Короткая задача: Воспроизведите без изменений отрывок из дневниковых записей о Москве, начиная со слов «Читал о стоящих» и заканчивая словами «помнила нашего времени.».

Исходный документ:
■ ■ ■
Чтение онлайн

ЖАНРЫ

Шрифт:

Что средние века! Тогда по крайней мере все вооружены были, дома были почти неприступны…

На углу Поварской и Мерзляковского два солдата с ружьями. Стража или грабители? И то и другое. ‹…›

24 февраля. На днях купил фунт табаку и, чтобы он не сох, повесил на веревочке между рамами, между фортками. Окно во двор. Нынче в шесть утра что-то бах в стекло. Вскочил и вижу: на полу у меня камень, стекла пробиты, табаку нет, а от окна кто-то убегает. — Везде грабеж! ‹…›

2 марта. «Развратник, пьяница Распутин, злой гений России». Конечно, хорош был мужичок. Ну, а вы-то, не вылезавшие из «Медведей» и «Бродячих Собак»?

Новая литературная низость, ниже которой падать, кажется, уже некуда: открылась в гнуснейшем кабаке какая-то «Музыкальная табакерка» — сидят спекулянты, шулера, публичные девки и лопают пирожки по сто целковых штука, пьют ханжу из чайников, а поэты и беллетристы (Алешка Толстой, Брюсов и так далее) читают им свои и чужие произведения, выбирая наиболее похабные. Брюсов, говорят, читал «Гавриилиаду» (юношеская поэма А. С. Пушкина. — Сост.), произнося все, что заменено многоточиями, полностью. Алешка осмелился предложить читать и мне, — большой гонорар, говорит, дадим.

«Вон из Москвы!» А жалко. Днем она теперь удивительно мерзка. Погода мокрая, все мокро, грязно, на тротуарах и на мостовой ямы, ухабистый лед, про толпу же и говорить нечего. А вечером, ночью пусто, небо от редких фонарей чернеет тускло, угрюмо. Но вот тихий переулок, совсем темный, идешь — и вдруг видишь открытые ворота, за ними, в глубине двора, прекрасный силуэт старинного дома, мягко темнеющий на ночном небе, которое тут совсем другое, чем над улицей, а перед домом столетнее дерево, черный узор его громадного раскидистого шатра… ‹…›

Читал о стоящих на дне моря трупах, — убитые, утопленные офицеры. А тут «Музыкальная табакерка». ‹…›

7 марта. В городе говорят:

— Они решили перерезать всех поголовно, всех до семилетнего возраста, чтобы потом ни одна душа не помнила нашего времени.
■ ■ ■
Предоставленные данные:
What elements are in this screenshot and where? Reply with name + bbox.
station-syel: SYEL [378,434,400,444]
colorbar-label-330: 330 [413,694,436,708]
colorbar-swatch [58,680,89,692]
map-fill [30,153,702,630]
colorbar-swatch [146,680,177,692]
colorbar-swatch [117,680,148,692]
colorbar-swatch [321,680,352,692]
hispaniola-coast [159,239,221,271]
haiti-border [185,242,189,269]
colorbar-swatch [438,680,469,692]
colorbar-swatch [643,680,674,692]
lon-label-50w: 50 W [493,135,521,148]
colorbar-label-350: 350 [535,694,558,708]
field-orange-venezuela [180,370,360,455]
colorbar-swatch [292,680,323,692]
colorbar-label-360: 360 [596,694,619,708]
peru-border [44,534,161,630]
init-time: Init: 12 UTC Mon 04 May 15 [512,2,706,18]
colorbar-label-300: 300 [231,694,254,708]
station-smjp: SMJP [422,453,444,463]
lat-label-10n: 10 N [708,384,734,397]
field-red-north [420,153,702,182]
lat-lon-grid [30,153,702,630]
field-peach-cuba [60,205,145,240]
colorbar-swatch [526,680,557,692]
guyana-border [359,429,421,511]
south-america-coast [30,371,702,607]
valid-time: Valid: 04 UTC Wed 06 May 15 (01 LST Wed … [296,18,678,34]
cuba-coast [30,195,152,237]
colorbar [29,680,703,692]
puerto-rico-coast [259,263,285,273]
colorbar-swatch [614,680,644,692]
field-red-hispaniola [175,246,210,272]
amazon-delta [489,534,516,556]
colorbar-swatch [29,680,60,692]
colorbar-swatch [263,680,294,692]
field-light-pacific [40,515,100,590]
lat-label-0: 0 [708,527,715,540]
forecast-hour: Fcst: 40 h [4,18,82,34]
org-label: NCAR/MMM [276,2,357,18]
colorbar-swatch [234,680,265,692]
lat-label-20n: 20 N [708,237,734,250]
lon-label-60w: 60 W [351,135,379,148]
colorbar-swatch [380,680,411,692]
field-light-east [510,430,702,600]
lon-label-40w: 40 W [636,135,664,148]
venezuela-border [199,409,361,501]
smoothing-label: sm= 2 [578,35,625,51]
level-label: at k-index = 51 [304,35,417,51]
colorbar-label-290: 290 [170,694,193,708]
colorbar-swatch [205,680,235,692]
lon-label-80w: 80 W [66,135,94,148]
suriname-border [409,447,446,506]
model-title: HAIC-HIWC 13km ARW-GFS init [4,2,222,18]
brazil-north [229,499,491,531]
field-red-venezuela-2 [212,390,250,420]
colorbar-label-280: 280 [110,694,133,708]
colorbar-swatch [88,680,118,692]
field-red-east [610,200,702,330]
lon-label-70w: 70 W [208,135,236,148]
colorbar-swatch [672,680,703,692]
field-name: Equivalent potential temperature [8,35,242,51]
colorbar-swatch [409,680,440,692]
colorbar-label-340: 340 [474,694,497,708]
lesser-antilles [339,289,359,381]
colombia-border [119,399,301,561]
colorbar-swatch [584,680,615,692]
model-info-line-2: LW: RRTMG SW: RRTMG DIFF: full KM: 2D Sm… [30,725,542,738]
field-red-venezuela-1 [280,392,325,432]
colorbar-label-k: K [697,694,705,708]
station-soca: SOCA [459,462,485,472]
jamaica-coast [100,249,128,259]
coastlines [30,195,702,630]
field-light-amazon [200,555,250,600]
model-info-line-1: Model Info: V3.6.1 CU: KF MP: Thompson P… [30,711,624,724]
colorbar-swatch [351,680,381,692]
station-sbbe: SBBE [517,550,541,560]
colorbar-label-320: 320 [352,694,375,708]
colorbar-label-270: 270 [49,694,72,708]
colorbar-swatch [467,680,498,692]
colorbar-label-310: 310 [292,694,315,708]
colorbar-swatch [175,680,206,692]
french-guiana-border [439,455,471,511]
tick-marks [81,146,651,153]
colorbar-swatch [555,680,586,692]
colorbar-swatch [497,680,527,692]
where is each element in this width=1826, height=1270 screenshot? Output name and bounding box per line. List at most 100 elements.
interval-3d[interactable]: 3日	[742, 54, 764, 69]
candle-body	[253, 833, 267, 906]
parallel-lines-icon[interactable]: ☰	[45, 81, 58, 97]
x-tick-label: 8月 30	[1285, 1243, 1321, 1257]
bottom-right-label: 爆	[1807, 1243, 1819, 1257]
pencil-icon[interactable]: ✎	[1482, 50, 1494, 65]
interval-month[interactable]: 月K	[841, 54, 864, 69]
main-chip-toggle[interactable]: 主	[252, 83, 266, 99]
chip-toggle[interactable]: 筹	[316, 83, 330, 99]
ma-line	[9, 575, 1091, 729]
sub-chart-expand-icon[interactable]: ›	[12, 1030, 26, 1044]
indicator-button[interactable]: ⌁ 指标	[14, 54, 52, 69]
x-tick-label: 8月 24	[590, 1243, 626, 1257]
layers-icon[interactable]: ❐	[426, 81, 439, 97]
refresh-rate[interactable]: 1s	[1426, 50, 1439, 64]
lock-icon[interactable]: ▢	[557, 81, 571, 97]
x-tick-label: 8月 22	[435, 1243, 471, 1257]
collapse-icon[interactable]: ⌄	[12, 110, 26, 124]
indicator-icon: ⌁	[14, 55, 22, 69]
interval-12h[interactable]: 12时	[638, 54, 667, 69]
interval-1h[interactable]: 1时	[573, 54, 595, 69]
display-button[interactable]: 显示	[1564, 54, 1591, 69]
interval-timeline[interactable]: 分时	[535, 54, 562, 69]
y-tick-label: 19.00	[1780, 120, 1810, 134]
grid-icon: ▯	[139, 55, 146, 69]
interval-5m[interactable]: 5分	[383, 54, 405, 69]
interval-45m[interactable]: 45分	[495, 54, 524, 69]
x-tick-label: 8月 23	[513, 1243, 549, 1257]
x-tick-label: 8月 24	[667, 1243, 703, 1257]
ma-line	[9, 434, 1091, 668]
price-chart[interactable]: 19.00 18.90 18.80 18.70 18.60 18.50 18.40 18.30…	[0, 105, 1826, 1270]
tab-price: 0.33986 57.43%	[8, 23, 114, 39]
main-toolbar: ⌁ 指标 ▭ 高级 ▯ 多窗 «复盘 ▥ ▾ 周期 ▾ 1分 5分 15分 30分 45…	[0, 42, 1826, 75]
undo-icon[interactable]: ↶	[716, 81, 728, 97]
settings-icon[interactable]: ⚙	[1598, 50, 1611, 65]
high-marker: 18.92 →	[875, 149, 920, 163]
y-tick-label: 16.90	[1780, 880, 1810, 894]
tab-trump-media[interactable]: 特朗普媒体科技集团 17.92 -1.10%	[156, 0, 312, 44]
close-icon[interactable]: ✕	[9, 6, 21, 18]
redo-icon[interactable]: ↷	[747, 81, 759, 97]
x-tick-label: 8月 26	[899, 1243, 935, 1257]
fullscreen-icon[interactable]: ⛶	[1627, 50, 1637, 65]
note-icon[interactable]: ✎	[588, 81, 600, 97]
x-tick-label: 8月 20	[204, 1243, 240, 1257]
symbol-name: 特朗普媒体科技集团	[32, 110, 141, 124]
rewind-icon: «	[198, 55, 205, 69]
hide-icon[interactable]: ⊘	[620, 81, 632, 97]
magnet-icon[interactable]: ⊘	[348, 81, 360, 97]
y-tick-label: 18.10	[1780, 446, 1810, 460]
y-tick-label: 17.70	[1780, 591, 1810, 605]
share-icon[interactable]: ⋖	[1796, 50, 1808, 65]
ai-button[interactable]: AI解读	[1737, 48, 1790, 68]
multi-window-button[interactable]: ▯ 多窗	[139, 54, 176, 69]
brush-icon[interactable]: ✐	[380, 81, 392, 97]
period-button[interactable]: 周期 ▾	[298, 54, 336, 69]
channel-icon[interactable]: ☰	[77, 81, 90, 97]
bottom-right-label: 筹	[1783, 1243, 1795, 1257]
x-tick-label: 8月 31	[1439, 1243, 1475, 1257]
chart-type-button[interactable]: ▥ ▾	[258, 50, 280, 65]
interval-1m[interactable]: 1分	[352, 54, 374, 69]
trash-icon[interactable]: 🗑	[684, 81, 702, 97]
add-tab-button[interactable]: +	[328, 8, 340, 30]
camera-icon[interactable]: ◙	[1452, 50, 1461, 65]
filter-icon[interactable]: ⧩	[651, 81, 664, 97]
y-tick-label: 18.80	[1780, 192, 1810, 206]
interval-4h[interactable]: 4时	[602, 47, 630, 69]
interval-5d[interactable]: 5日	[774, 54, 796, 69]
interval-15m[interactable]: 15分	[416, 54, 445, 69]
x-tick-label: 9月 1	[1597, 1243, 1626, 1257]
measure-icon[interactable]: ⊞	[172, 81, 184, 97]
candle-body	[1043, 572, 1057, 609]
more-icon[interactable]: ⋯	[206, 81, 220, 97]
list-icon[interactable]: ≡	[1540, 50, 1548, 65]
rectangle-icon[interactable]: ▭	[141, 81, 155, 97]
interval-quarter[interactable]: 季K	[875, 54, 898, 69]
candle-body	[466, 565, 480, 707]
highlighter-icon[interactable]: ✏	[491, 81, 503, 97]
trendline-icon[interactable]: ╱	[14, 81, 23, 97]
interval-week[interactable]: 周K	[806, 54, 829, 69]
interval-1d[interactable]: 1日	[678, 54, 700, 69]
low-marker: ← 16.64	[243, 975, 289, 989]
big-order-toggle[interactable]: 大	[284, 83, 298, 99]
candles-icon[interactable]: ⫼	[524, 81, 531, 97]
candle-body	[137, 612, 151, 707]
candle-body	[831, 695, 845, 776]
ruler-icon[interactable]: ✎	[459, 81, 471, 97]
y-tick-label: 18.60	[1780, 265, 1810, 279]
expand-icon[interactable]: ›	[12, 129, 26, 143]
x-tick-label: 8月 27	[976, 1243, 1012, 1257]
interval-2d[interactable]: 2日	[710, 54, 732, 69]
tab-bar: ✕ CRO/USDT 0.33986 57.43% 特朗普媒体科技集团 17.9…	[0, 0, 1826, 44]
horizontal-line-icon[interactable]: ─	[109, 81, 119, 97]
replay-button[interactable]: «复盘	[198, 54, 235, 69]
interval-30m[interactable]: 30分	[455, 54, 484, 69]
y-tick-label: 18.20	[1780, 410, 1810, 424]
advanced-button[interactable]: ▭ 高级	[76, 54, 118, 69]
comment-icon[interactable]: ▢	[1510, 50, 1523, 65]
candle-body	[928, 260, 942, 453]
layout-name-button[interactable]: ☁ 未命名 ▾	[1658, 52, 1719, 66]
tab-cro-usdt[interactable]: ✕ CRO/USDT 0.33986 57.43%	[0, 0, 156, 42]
■ ■ ■
Результат:
Читал о стоящих на дне моря трупах, — убитые, утопленные офицеры. А тут «Музыкальная табакерка». ‹…›

7 марта. В городе говорят:

— Они решили перерезать всех поголовно, всех до семилетнего возраста, чтобы потом ни одна душа не помнила нашего времени.